## INPUT DATA
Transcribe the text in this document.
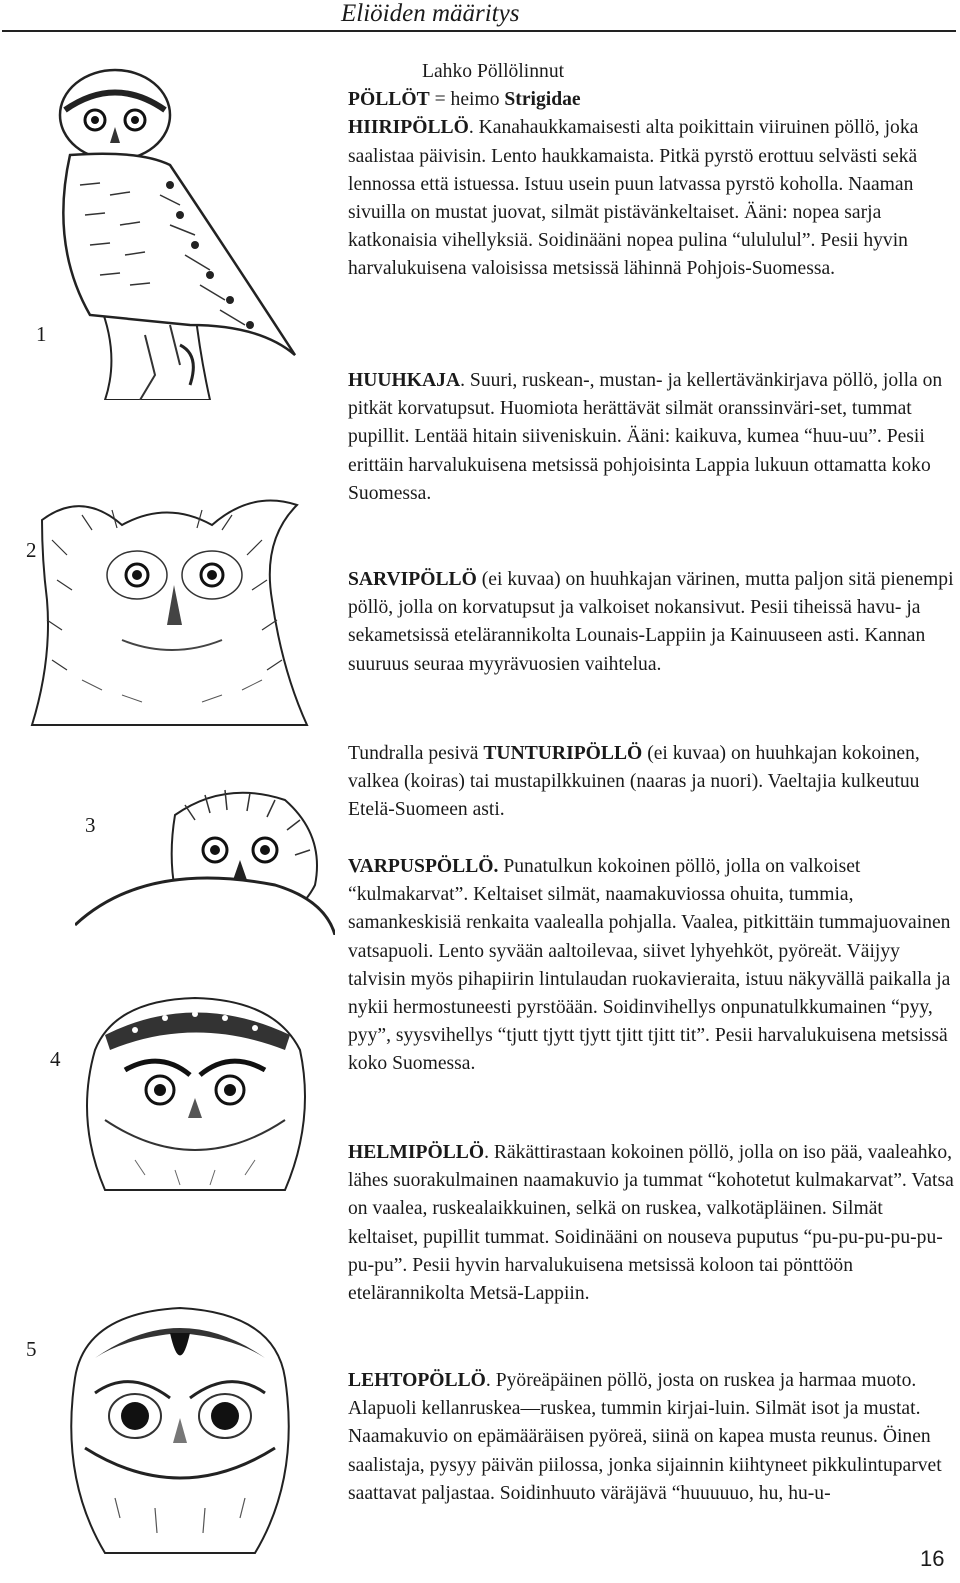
Eliöiden määritys
1
2
3
4
5

Lahko Pöllölinnut

PÖLLÖT = heimo Strigidae

HIIRIPÖLLÖ. Kanahaukkamaisesti alta poikittain viiruinen pöllö, joka saalistaa päivisin. Lento haukkamaista. Pitkä pyrstö erottuu selvästi sekä lennossa että istuessa. Istuu usein puun latvassa pyrstö koholla. Naaman sivuilla on mustat juovat, silmät pistävänkeltaiset. Ääni: nopea sarja katkonaisia vihellyksiä. Soidinääni nopea pulina “ulululul”. Pesii hyvin harvalukuisena valoisissa metsissä lähinnä Pohjois-Suomessa.

HUUHKAJA. Suuri, ruskean-, mustan- ja kellertävänkirjava pöllö, jolla on pitkät korvatupsut. Huomiota herättävät silmät oranssinväri-set, tummat pupillit. Lentää hitain siiveniskuin. Ääni: kaikuva, kumea “huu-uu”. Pesii erittäin harvalukuisena metsissä pohjoisinta Lappia lukuun ottamatta koko Suomessa.

SARVIPÖLLÖ (ei kuvaa) on huuhkajan värinen, mutta paljon sitä pienempi pöllö, jolla on korvatupsut ja valkoiset nokansivut. Pesii tiheissä havu- ja sekametsissä etelärannikolta Lounais-Lappiin ja Kainuuseen asti. Kannan suuruus seuraa myyrävuosien vaihtelua.

Tundralla pesivä TUNTURIPÖLLÖ (ei kuvaa) on huuhkajan kokoinen, valkea (koiras) tai mustapilkkuinen (naaras ja nuori). Vaeltajia kulkeutuu Etelä-Suomeen asti.

VARPUSPÖLLÖ. Punatulkun kokoinen pöllö, jolla on valkoiset “kulmakarvat”. Keltaiset silmät, naamakuviossa ohuita, tummia, samankeskisiä renkaita vaalealla pohjalla. Vaalea, pitkittäin tummajuovainen vatsapuoli. Lento syvään aaltoilevaa, siivet lyhyehköt, pyöreät. Väijyy talvisin myös pihapiirin lintulaudan ruokavieraita, istuu näkyvällä paikalla ja nykii hermostuneesti pyrstöään. Soidinvihellys onpunatulkkumainen “pyy, pyy”, syysvihellys “tjutt tjytt tjytt tjitt tjitt tit”. Pesii harvalukuisena metsissä koko Suomessa.

HELMIPÖLLÖ. Räkättirastaan kokoinen pöllö, jolla on iso pää, vaaleahko, lähes suorakulmainen naamakuvio ja tummat “kohotetut kulmakarvat”. Vatsa on vaalea, ruskealaikkuinen, selkä on ruskea, valkotäpläinen. Silmät keltaiset, pupillit tummat. Soidinääni on nouseva puputus “pu-pu-pu-pu-pu-pu-pu”. Pesii hyvin harvalukuisena metsissä koloon tai pönttöön etelärannikolta Metsä-Lappiin.

LEHTOPÖLLÖ. Pyöreäpäinen pöllö, josta on ruskea ja harmaa muoto. Alapuoli kellanruskea—ruskea, tummin kirjai-luin. Silmät isot ja mustat. Naamakuvio on epämääräisen pyöreä, siinä on kapea musta reunus. Öinen saalistaja, pysyy päivän piilossa, jonka sijainnin kiihtyneet pikkulintuparvet saattavat paljastaa. Soidinhuuto väräjävä “huuuuuo, hu, hu-u-

16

## WHAT IS REQUIRED
Extract all lines that hold the word "pupillit".

## FULL RESPONSE
HUUHKAJA. Suuri, ruskean-, mustan- ja kellertävänkirjava pöllö, jolla on pitkät korvatupsut. Huomiota herättävät silmät oranssinväri-set, tummat pupillit. Lentää hitain siiveniskuin. Ääni: kaikuva, kumea “huu-uu”. Pesii erittäin harvalukuisena metsissä pohjoisinta Lappia lukuun ottamatta koko Suomessa.
HELMIPÖLLÖ. Räkättirastaan kokoinen pöllö, jolla on iso pää, vaaleahko, lähes suorakulmainen naamakuvio ja tummat “kohotetut kulmakarvat”. Vatsa on vaalea, ruskealaikkuinen, selkä on ruskea, valkotäpläinen. Silmät keltaiset, pupillit tummat. Soidinääni on nouseva puputus “pu-pu-pu-pu-pu-pu-pu”. Pesii hyvin harvalukuisena metsissä koloon tai pönttöön etelärannikolta Metsä-Lappiin.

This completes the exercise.